* **What you are asked to do**:
Please answer these questions about the abstract on C60 film-modified electrodes, one line per answer:
1. What do the authors propose the observed reduction corresponds to?
2. Which two methods does this paper use?
3. What does the apparent "electrocatalytic" behavior arise from?

* **Text for analysis**:
------------------------------------------------------------

Exploring the origins of the apparent “electrocatalysis” observed at C 60 film-modified electrodes

Abstract

We have recently revised the oft-cited model of cation insertion into electroreduced C 60 film-modified electrodes in aqueous, basic electrolytes [L. Xiao, G.G. Wildgoose, A. Crossley, R.G. Compton, The electroreduction of “C 60” films in aqueous electrolyte does not lead to alkali metal ion insertion—evidence for the involvement of adventitious poly-epoxidated C 60 (C 60O n ), submitted for publication]. Instead we have proposed that the observed reduction corresponds to adventitious polyepoxidated C 60O n within the starting material [L. Xiao, G.G. Wildgoose, A. Crossley, R.G. Compton, The electroreduction of “C 60” films in aqueous electrolyte does not lead to alkali metal ion insertion—evidence for the involvement of adventitious poly-epoxidated C 60 (C 60O n ), submitted for publication]. In this paper, we further show, using scanning electron microscopy and cyclic voltammetry of ascorbic acid, how our alternative model can be used to explain both the voltammetric behaviour observed during the reduction of “C 60” films in aqueous electrolytes, and how the structure of these films can give rise to misleading claims of apparent “electrocatalytic” behaviour. The latter arises due to restructuring of the deposited C 60 film giving rise to a porous, partially blocked electrode, coupled with possible thin-layer effects. We find no evidence that C 60 itself is reduced within the potential window offered by aqueous electrolytes, nor that it is involved in any form of electron mediation or electrocatalysis.

------------------------------------------------------------

* **The data**:
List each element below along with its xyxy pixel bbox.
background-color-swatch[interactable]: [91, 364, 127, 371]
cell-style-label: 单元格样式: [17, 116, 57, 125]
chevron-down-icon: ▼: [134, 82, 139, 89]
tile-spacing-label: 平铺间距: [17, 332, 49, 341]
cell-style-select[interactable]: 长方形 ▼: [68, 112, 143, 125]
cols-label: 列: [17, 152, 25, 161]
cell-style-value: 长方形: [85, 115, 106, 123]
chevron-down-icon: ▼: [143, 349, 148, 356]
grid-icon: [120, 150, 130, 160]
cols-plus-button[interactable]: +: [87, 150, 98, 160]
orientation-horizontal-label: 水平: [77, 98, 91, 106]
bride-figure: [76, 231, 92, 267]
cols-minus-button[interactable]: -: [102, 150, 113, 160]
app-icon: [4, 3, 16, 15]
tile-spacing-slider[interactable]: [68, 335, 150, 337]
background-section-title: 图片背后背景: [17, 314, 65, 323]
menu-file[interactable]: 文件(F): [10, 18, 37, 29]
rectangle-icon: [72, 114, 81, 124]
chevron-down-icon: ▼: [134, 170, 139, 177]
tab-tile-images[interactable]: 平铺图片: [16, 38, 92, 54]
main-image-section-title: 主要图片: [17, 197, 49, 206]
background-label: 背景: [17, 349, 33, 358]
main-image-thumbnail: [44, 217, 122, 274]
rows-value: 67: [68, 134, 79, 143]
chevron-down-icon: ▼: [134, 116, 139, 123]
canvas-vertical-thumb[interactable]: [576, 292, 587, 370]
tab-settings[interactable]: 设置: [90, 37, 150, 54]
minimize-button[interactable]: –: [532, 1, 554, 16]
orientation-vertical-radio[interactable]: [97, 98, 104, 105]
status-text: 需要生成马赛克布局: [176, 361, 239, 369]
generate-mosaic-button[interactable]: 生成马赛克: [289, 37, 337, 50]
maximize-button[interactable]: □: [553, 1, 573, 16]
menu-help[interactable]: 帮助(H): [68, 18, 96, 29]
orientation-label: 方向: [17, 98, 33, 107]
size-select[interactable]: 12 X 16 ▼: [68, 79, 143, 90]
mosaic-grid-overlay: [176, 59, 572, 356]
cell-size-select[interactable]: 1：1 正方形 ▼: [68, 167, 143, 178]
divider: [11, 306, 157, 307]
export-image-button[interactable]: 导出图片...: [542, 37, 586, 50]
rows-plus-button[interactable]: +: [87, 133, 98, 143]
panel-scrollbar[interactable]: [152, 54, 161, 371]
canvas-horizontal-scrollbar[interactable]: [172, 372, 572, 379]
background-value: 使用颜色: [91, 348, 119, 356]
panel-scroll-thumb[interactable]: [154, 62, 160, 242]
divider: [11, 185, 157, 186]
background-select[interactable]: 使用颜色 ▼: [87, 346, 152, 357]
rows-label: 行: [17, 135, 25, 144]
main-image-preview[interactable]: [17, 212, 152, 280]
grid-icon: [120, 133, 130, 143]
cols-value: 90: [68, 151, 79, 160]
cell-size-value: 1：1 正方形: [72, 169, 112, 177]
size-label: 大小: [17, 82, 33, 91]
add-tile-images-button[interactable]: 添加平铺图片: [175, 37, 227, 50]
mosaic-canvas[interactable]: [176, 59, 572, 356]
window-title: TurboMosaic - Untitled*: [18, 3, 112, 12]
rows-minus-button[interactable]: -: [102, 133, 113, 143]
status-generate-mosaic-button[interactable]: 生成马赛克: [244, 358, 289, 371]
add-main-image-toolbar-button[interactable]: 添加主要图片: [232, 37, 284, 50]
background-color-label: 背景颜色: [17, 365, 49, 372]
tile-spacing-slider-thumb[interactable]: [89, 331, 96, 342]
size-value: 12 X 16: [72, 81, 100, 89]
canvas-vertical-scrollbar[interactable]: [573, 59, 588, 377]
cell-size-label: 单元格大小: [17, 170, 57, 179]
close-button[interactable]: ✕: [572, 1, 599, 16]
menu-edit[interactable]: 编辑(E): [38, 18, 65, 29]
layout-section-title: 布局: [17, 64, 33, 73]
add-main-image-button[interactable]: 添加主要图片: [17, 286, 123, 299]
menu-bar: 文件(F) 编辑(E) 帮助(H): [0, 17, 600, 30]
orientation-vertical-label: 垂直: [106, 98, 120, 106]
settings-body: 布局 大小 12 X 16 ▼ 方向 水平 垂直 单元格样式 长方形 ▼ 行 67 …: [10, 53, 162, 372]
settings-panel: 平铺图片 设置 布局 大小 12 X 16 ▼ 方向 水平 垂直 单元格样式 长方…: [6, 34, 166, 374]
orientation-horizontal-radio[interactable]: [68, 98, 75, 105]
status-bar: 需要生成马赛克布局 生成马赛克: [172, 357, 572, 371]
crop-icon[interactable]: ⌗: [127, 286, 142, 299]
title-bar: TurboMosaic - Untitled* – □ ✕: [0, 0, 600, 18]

------------------------------------------------------------

* **Answer space**:
1. Adventitious polyepoxidated C60On within the starting material.
2. Scanning electron microscopy and cyclic voltammetry of ascorbic acid.
3. Restructuring of the deposited C60 film, which gives a porous, partially blocked electrode, coupled with possible thin-layer effects.